» SET PROBLEM:
Write out the listing in full, matching it word for word.

···

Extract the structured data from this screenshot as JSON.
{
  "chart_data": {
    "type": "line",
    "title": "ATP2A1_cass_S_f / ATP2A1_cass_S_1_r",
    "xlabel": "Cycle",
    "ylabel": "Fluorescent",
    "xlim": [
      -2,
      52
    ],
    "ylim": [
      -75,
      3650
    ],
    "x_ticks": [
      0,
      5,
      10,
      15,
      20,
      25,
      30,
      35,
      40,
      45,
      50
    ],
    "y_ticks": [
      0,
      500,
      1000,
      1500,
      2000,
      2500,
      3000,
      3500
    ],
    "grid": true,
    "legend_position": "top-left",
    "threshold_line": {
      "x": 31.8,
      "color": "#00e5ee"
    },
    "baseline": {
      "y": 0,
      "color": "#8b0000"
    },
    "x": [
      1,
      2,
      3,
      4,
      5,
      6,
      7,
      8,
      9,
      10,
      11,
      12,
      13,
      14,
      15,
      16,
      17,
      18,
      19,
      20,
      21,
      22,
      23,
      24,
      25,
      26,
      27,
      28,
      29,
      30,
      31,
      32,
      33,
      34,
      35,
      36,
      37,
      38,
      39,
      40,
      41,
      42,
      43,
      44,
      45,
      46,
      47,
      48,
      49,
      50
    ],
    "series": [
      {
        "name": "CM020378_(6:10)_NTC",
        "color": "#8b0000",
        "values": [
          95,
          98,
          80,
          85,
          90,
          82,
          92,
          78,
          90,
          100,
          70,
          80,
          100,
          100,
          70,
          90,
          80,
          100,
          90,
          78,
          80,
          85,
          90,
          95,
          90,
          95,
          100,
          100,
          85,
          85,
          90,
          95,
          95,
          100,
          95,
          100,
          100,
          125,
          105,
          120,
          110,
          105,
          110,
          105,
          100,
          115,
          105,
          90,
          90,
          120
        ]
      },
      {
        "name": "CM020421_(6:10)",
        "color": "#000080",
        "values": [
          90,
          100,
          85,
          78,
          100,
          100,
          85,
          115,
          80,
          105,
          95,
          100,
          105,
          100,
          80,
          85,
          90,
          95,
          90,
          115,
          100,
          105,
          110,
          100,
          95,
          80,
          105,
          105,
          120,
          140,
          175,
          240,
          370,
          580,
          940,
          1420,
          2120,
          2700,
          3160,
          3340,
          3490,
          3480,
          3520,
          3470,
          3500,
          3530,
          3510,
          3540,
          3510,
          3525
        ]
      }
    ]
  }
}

···

» WRITTEN SOLUTION:
Extract the structured data from this screenshot as JSON.
{
  "chart_data": {
    "type": "line",
    "title": "ATP2A1_cass_S_f / ATP2A1_cass_S_1_r",
    "xlabel": "Cycle",
    "ylabel": "Fluorescent",
    "xlim": [
      -2,
      52
    ],
    "ylim": [
      -75,
      3650
    ],
    "x_ticks": [
      0,
      5,
      10,
      15,
      20,
      25,
      30,
      35,
      40,
      45,
      50
    ],
    "y_ticks": [
      0,
      500,
      1000,
      1500,
      2000,
      2500,
      3000,
      3500
    ],
    "grid": true,
    "legend_position": "top-left",
    "threshold_line": {
      "x": 31.8,
      "color": "#00e5ee"
    },
    "baseline": {
      "y": 0,
      "color": "#8b0000"
    },
    "x": [
      1,
      2,
      3,
      4,
      5,
      6,
      7,
      8,
      9,
      10,
      11,
      12,
      13,
      14,
      15,
      16,
      17,
      18,
      19,
      20,
      21,
      22,
      23,
      24,
      25,
      26,
      27,
      28,
      29,
      30,
      31,
      32,
      33,
      34,
      35,
      36,
      37,
      38,
      39,
      40,
      41,
      42,
      43,
      44,
      45,
      46,
      47,
      48,
      49,
      50
    ],
    "series": [
      {
        "name": "CM020378_(6:10)_NTC",
        "color": "#8b0000",
        "values": [
          95,
          98,
          80,
          85,
          90,
          82,
          92,
          78,
          90,
          100,
          70,
          80,
          100,
          100,
          70,
          90,
          80,
          100,
          90,
          78,
          80,
          85,
          90,
          95,
          90,
          95,
          100,
          100,
          85,
          85,
          90,
          95,
          95,
          100,
          95,
          100,
          100,
          125,
          105,
          120,
          110,
          105,
          110,
          105,
          100,
          115,
          105,
          90,
          90,
          120
        ]
      },
      {
        "name": "CM020421_(6:10)",
        "color": "#000080",
        "values": [
          90,
          100,
          85,
          78,
          100,
          100,
          85,
          115,
          80,
          105,
          95,
          100,
          105,
          100,
          80,
          85,
          90,
          95,
          90,
          115,
          100,
          105,
          110,
          100,
          95,
          80,
          105,
          105,
          120,
          140,
          175,
          240,
          370,
          580,
          940,
          1420,
          2120,
          2700,
          3160,
          3340,
          3490,
          3480,
          3520,
          3470,
          3500,
          3530,
          3510,
          3540,
          3510,
          3525
        ]
      }
    ]
  }
}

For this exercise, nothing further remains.